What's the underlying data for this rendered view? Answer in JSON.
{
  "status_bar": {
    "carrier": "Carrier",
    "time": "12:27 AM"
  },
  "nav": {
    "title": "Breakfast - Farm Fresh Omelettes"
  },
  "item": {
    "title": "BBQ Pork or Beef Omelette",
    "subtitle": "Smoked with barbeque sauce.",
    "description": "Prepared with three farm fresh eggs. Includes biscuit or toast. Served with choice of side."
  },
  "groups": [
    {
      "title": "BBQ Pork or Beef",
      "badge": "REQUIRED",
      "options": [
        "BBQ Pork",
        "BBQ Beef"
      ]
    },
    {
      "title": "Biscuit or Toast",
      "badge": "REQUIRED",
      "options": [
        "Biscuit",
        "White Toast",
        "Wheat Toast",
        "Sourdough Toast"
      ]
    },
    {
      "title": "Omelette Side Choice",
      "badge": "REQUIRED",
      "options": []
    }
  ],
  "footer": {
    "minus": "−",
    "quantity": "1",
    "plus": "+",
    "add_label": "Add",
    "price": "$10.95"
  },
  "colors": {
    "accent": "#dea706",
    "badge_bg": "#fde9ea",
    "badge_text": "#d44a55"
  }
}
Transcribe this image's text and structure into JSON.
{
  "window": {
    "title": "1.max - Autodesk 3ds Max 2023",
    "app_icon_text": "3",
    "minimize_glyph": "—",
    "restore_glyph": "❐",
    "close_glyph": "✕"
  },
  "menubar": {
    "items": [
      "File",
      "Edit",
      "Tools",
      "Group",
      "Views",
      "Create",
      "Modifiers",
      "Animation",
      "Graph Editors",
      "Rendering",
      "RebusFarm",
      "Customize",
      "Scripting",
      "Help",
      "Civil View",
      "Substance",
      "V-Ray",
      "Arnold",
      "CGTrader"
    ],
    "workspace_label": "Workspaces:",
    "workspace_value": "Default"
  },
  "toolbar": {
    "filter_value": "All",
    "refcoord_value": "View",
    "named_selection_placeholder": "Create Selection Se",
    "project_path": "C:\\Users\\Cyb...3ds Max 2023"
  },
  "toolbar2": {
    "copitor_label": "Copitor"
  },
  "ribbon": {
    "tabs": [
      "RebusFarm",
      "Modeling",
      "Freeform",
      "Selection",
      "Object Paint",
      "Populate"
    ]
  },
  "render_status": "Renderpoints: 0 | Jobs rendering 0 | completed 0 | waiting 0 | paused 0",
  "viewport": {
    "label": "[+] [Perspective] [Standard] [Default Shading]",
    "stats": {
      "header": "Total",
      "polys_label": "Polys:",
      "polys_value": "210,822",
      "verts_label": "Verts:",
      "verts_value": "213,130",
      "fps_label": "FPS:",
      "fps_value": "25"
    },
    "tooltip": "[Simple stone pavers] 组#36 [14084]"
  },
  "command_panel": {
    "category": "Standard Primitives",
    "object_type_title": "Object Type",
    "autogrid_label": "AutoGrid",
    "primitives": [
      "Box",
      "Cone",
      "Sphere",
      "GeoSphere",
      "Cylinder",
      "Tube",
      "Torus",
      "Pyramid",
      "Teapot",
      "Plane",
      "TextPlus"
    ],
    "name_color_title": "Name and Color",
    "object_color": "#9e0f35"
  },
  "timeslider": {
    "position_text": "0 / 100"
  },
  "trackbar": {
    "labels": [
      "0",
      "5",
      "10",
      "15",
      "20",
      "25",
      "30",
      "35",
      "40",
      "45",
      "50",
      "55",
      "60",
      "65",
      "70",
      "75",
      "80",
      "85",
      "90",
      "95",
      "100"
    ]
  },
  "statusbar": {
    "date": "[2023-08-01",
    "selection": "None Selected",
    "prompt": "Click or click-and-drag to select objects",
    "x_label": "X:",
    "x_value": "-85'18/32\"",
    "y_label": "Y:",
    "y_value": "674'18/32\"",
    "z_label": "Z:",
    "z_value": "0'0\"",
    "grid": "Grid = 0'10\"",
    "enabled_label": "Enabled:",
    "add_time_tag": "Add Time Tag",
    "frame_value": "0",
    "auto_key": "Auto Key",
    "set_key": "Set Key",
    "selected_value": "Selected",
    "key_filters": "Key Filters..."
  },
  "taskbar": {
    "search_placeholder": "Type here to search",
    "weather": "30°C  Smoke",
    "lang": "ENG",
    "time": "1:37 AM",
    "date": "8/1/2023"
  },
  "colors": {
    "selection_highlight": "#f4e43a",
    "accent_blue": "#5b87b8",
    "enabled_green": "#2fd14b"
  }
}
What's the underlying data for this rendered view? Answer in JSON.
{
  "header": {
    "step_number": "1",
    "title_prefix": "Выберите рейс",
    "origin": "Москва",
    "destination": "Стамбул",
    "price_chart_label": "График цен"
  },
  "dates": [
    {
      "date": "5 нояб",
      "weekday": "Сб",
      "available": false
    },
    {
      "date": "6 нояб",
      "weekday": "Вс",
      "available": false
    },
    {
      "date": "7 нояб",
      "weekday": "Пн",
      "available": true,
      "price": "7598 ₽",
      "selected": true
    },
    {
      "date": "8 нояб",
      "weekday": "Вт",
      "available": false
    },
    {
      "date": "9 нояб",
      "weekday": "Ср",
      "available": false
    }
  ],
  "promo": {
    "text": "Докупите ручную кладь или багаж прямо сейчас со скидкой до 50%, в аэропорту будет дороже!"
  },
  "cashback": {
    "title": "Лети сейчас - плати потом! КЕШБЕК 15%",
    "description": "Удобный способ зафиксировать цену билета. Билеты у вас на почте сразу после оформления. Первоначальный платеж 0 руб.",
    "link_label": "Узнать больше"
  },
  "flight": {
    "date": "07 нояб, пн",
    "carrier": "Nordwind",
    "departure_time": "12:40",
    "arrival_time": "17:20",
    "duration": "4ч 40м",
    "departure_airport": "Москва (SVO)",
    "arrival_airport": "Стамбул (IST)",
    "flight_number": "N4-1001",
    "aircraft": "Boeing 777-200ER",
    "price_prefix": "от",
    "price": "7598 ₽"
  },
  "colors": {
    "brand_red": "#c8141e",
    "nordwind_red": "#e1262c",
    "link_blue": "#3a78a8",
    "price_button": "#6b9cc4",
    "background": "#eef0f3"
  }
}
- - -
[REQUIREMENTS]
The required output is the number of lines containing the word "сейчас", and nothing besides.

[SOLUTION TO THIS TASK]
2